Requirement: In the listing that follows, count the lines holding the word "labels" and report only that number.

Start

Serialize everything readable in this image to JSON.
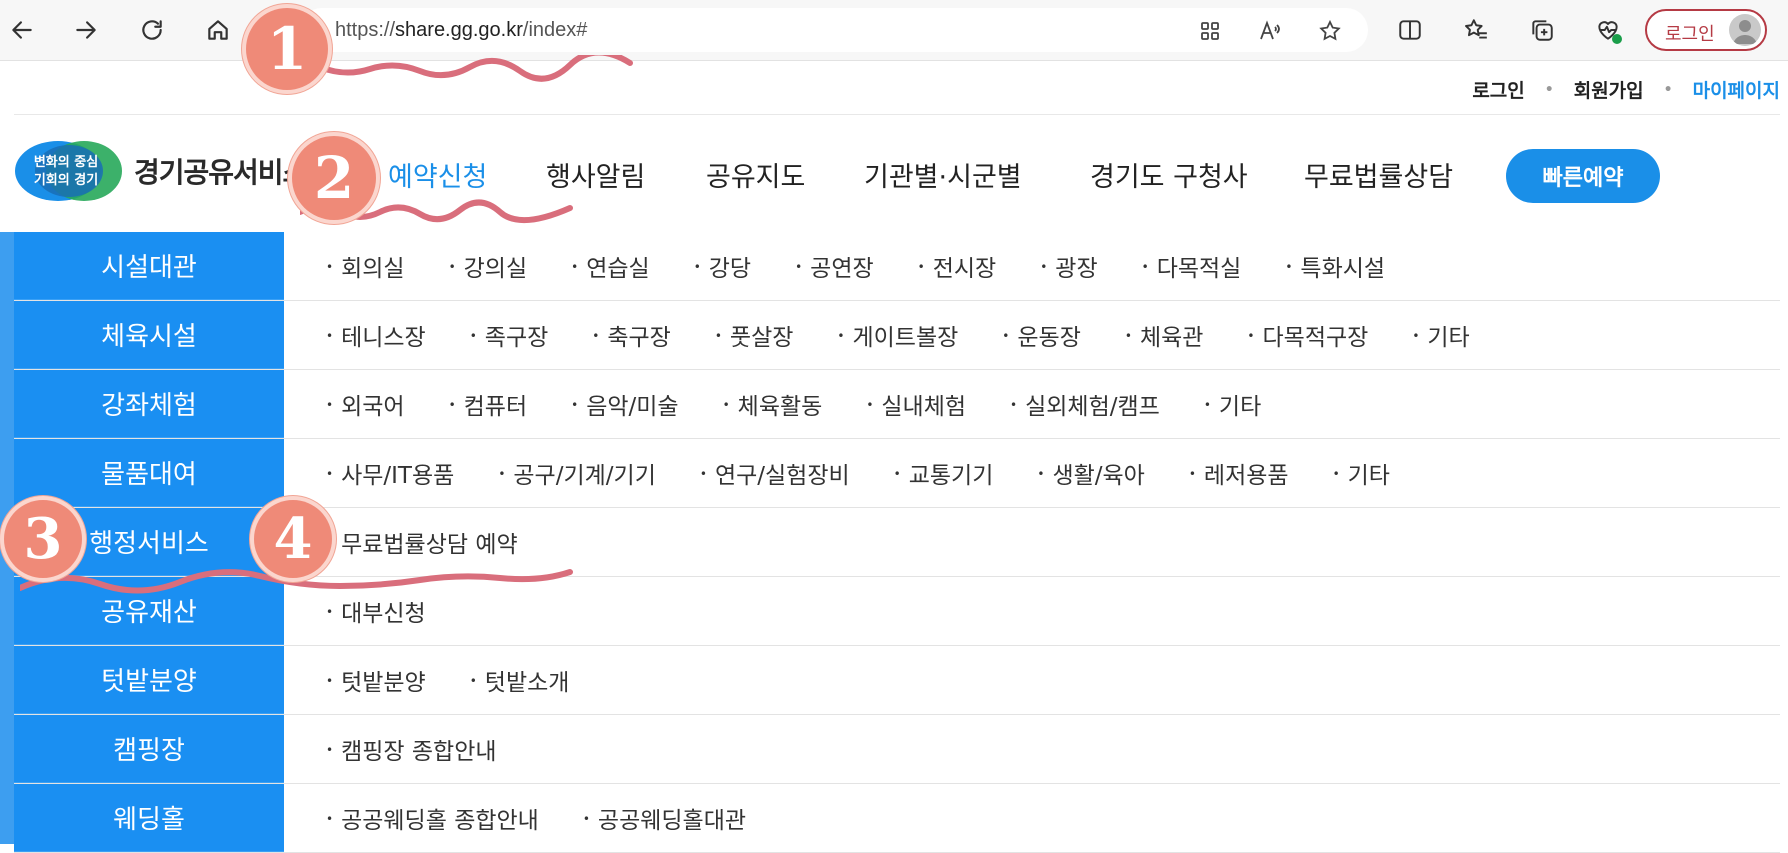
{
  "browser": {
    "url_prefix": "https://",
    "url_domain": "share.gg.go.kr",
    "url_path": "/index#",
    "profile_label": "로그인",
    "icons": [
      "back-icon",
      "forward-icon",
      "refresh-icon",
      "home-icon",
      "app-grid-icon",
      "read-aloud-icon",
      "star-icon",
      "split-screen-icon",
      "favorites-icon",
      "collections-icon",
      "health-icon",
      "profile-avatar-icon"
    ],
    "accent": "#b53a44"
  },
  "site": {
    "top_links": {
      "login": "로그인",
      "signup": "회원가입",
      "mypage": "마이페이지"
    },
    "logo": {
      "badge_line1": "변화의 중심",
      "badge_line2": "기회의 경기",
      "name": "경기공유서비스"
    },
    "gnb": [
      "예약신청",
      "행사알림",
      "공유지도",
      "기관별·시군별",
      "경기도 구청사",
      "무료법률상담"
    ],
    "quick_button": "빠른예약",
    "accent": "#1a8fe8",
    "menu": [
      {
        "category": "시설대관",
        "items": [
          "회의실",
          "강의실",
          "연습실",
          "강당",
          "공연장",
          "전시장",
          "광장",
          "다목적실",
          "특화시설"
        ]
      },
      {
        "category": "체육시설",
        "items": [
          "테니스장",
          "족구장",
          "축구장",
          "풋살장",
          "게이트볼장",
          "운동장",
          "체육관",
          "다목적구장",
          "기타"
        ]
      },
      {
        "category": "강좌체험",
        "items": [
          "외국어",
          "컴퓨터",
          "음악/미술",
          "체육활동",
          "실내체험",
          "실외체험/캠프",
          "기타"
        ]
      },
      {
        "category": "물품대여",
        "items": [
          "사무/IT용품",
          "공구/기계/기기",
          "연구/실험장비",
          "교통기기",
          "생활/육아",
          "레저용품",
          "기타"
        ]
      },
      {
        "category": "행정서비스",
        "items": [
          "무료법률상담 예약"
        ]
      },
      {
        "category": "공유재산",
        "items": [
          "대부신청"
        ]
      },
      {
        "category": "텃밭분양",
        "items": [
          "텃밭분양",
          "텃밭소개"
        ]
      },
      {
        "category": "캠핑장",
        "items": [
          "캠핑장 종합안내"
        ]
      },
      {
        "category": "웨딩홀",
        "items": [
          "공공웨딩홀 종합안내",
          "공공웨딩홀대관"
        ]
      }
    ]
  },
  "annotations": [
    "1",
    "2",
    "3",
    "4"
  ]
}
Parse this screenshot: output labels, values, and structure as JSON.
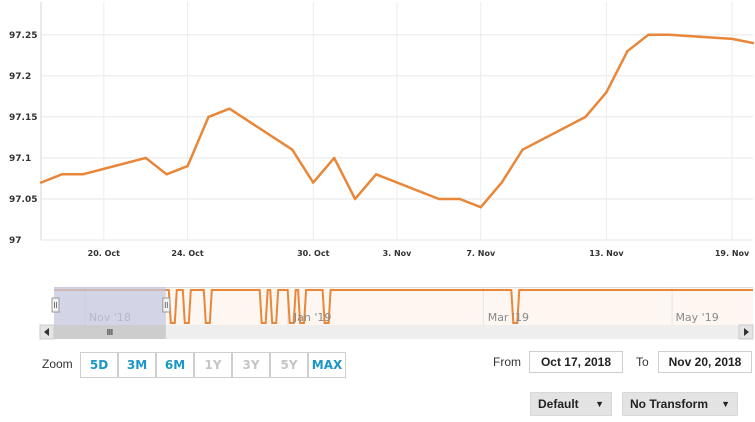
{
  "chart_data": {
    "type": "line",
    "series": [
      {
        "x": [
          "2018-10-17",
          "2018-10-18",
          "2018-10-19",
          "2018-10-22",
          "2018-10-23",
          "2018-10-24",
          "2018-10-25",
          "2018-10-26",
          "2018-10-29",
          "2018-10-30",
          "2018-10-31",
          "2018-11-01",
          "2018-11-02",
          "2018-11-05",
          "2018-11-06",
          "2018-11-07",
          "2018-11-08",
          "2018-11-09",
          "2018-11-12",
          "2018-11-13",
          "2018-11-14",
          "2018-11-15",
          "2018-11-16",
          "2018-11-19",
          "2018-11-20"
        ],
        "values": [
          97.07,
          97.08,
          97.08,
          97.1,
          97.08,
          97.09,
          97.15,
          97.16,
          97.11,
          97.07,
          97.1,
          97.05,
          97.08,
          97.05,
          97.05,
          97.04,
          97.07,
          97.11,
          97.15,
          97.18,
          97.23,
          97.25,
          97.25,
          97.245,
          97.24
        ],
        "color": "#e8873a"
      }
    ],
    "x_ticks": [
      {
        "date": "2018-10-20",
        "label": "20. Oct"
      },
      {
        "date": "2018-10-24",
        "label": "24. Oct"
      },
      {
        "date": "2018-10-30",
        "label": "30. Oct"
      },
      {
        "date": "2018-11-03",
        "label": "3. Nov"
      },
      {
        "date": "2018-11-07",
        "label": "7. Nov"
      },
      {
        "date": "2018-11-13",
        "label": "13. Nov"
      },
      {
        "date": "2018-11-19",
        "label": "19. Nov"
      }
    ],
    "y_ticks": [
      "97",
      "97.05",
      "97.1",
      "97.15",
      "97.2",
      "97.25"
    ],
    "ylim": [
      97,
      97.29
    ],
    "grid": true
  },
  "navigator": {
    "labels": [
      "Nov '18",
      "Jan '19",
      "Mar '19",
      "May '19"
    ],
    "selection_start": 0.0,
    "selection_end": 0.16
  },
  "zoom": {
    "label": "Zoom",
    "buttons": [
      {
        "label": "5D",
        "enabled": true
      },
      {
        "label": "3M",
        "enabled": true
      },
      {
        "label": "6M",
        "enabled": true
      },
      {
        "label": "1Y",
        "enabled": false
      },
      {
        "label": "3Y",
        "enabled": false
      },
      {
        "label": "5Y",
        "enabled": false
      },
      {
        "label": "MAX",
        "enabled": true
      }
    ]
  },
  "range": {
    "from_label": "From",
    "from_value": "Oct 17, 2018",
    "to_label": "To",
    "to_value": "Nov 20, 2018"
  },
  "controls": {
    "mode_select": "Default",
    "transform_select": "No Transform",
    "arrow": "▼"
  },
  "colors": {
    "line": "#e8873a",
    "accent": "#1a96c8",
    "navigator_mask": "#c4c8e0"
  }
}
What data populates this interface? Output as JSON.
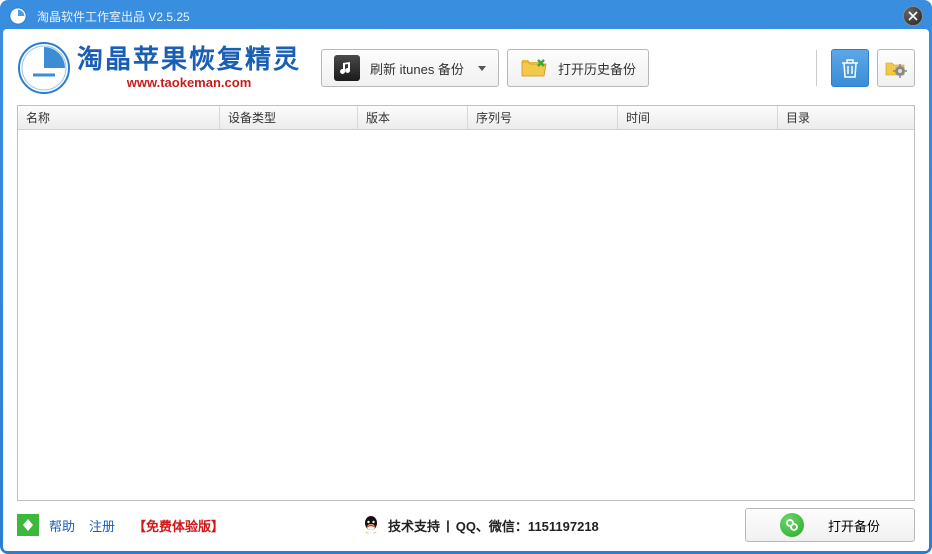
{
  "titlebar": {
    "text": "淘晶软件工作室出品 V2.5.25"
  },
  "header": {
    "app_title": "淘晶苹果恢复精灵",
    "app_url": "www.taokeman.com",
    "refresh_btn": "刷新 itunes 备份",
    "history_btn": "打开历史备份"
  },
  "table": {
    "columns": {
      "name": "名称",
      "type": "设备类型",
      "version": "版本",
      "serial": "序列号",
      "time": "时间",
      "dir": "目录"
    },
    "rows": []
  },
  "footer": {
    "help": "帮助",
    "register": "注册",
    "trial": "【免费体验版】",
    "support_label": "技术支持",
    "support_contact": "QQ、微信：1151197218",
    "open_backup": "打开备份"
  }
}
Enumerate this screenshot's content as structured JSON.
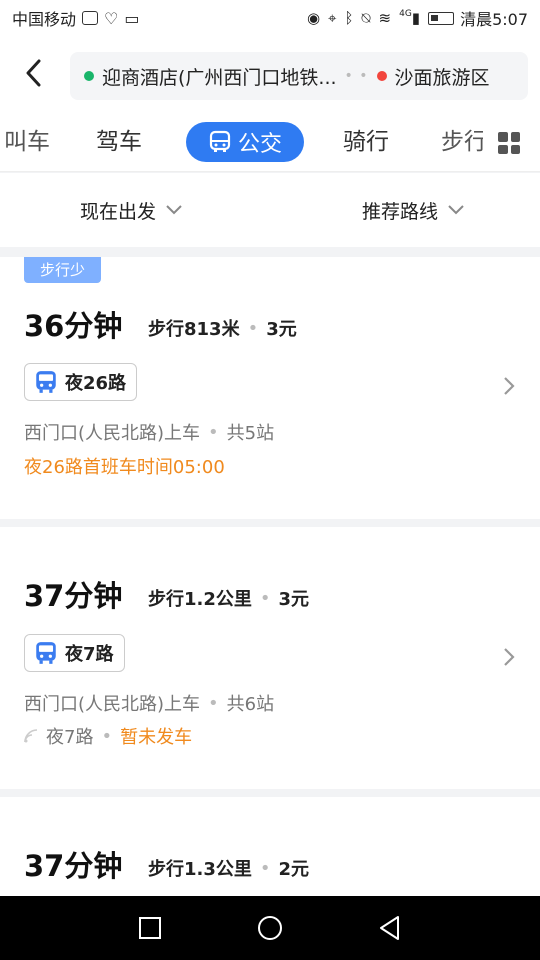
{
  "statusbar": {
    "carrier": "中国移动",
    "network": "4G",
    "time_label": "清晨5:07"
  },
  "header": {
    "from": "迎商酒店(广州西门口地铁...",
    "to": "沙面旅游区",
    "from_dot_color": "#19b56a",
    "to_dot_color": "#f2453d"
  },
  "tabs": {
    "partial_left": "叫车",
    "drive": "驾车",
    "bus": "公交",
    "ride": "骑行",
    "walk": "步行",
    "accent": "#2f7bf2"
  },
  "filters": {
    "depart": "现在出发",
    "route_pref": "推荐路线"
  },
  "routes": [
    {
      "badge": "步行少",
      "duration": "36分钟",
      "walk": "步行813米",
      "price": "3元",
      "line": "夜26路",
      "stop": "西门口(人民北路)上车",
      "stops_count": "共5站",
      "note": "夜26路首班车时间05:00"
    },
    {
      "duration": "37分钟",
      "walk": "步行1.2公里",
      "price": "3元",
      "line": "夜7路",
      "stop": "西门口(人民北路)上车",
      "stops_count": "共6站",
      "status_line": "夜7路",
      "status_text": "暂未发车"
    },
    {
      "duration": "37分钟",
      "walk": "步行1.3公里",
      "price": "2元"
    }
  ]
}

End

Problem solution: 2